■ TASK TO CARRY OUT ■
Give every line of the data again, unchanged, but with no pictures.

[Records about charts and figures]
══════════
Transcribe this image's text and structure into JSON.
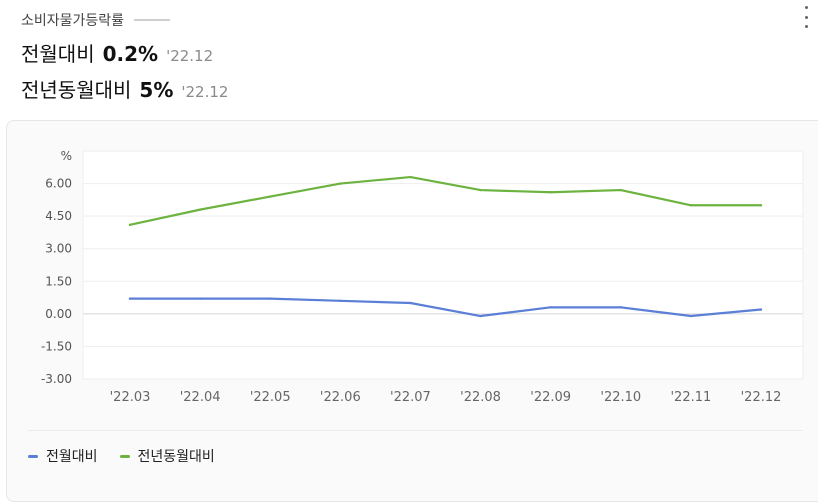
{
  "header": {
    "title": "소비자물가등락률",
    "rows": [
      {
        "label": "전월대비",
        "value": "0.2%",
        "date": "'22.12"
      },
      {
        "label": "전년동월대비",
        "value": "5%",
        "date": "'22.12"
      }
    ]
  },
  "colors": {
    "series1": "#5b7fd6",
    "series2": "#6cb33f"
  },
  "chart_data": {
    "type": "line",
    "ylabel": "%",
    "x": [
      "'22.03",
      "'22.04",
      "'22.05",
      "'22.06",
      "'22.07",
      "'22.08",
      "'22.09",
      "'22.10",
      "'22.11",
      "'22.12"
    ],
    "ylim": [
      -3.0,
      7.5
    ],
    "yticks": [
      "6.00",
      "4.50",
      "3.00",
      "1.50",
      "0.00",
      "-1.50",
      "-3.00"
    ],
    "yticks_values": [
      6.0,
      4.5,
      3.0,
      1.5,
      0.0,
      -1.5,
      -3.0
    ],
    "grid": true,
    "legend": "bottom-left",
    "series": [
      {
        "name": "전월대비",
        "color": "#5b7fd6",
        "values": [
          0.7,
          0.7,
          0.7,
          0.6,
          0.5,
          -0.1,
          0.3,
          0.3,
          -0.1,
          0.2
        ]
      },
      {
        "name": "전년동월대비",
        "color": "#6cb33f",
        "values": [
          4.1,
          4.8,
          5.4,
          6.0,
          6.3,
          5.7,
          5.6,
          5.7,
          5.0,
          5.0
        ]
      }
    ]
  }
}
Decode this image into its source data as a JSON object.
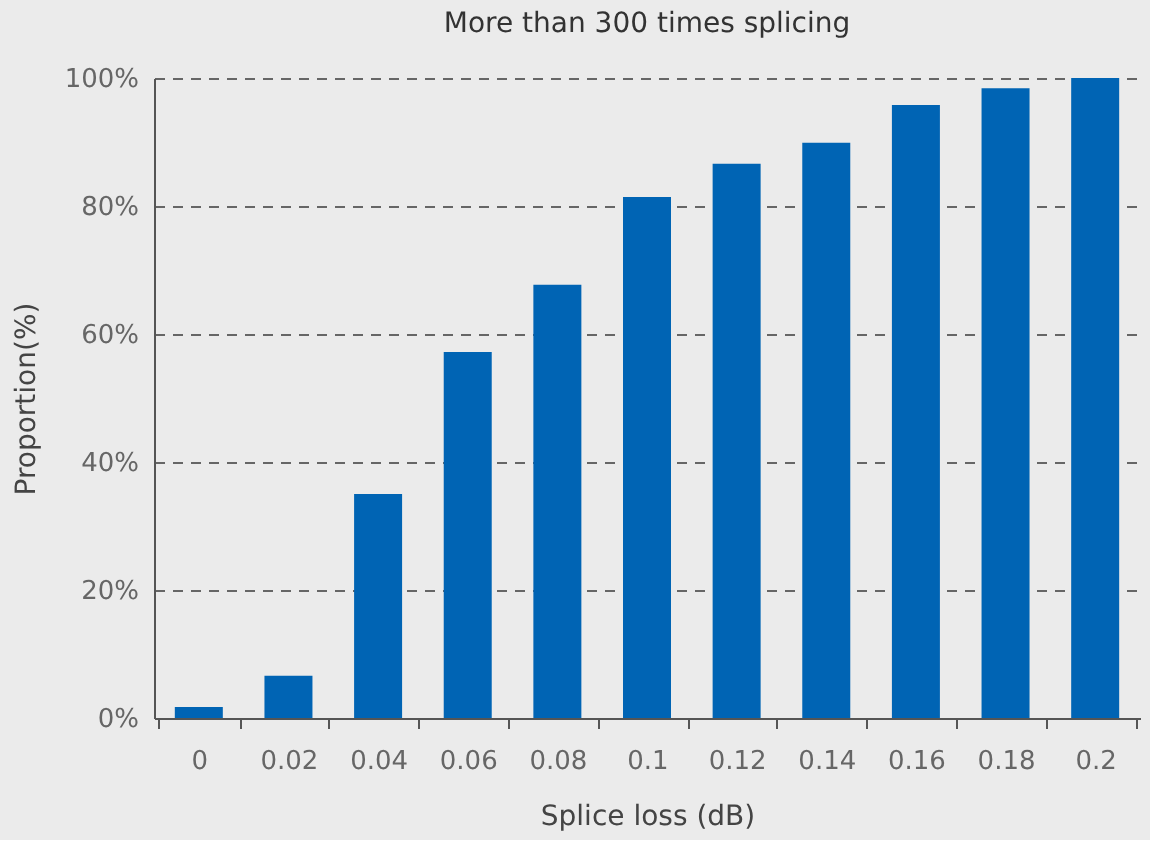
{
  "chart_data": {
    "type": "bar",
    "title": "More than 300 times splicing",
    "xlabel": "Splice loss (dB)",
    "ylabel": "Proportion(%)",
    "categories": [
      "0",
      "0.02",
      "0.04",
      "0.06",
      "0.08",
      "0.1",
      "0.12",
      "0.14",
      "0.16",
      "0.18",
      "0.2"
    ],
    "values": [
      1.7,
      6.6,
      35.0,
      57.2,
      67.7,
      81.4,
      86.6,
      89.9,
      95.8,
      98.4,
      100
    ],
    "color": "#0064b4",
    "ylim": [
      0,
      100
    ],
    "yticks": [
      {
        "value": 0,
        "label": "0%"
      },
      {
        "value": 20,
        "label": "20%"
      },
      {
        "value": 40,
        "label": "40%"
      },
      {
        "value": 60,
        "label": "60%"
      },
      {
        "value": 80,
        "label": "80%"
      },
      {
        "value": 100,
        "label": "100%"
      }
    ],
    "grid": "y"
  }
}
══════════
■ TASK RESULT ■
Transcribe this image's text and structure into JSON.
{
  "header": {
    "title": "소비자물가등락률",
    "rows": [
      {
        "label": "전월대비",
        "value": "0.2%",
        "date": "'22.12"
      },
      {
        "label": "전년동월대비",
        "value": "5%",
        "date": "'22.12"
      }
    ]
  },
  "colors": {
    "series1": "#5b7fd6",
    "series2": "#6cb33f"
  },
  "chart_data": {
    "type": "line",
    "ylabel": "%",
    "x": [
      "'22.03",
      "'22.04",
      "'22.05",
      "'22.06",
      "'22.07",
      "'22.08",
      "'22.09",
      "'22.10",
      "'22.11",
      "'22.12"
    ],
    "ylim": [
      -3.0,
      7.5
    ],
    "yticks": [
      "6.00",
      "4.50",
      "3.00",
      "1.50",
      "0.00",
      "-1.50",
      "-3.00"
    ],
    "yticks_values": [
      6.0,
      4.5,
      3.0,
      1.5,
      0.0,
      -1.5,
      -3.0
    ],
    "grid": true,
    "legend": "bottom-left",
    "series": [
      {
        "name": "전월대비",
        "color": "#5b7fd6",
        "values": [
          0.7,
          0.7,
          0.7,
          0.6,
          0.5,
          -0.1,
          0.3,
          0.3,
          -0.1,
          0.2
        ]
      },
      {
        "name": "전년동월대비",
        "color": "#6cb33f",
        "values": [
          4.1,
          4.8,
          5.4,
          6.0,
          6.3,
          5.7,
          5.6,
          5.7,
          5.0,
          5.0
        ]
      }
    ]
  }
}
Decode this image into its source data as a JSON object.
{
  "chart_data": {
    "type": "bar",
    "title": "More than 300 times splicing",
    "xlabel": "Splice loss (dB)",
    "ylabel": "Proportion(%)",
    "categories": [
      "0",
      "0.02",
      "0.04",
      "0.06",
      "0.08",
      "0.1",
      "0.12",
      "0.14",
      "0.16",
      "0.18",
      "0.2"
    ],
    "values": [
      1.7,
      6.6,
      35.0,
      57.2,
      67.7,
      81.4,
      86.6,
      89.9,
      95.8,
      98.4,
      100
    ],
    "color": "#0064b4",
    "ylim": [
      0,
      100
    ],
    "yticks": [
      {
        "value": 0,
        "label": "0%"
      },
      {
        "value": 20,
        "label": "20%"
      },
      {
        "value": 40,
        "label": "40%"
      },
      {
        "value": 60,
        "label": "60%"
      },
      {
        "value": 80,
        "label": "80%"
      },
      {
        "value": 100,
        "label": "100%"
      }
    ],
    "grid": "y"
  }
}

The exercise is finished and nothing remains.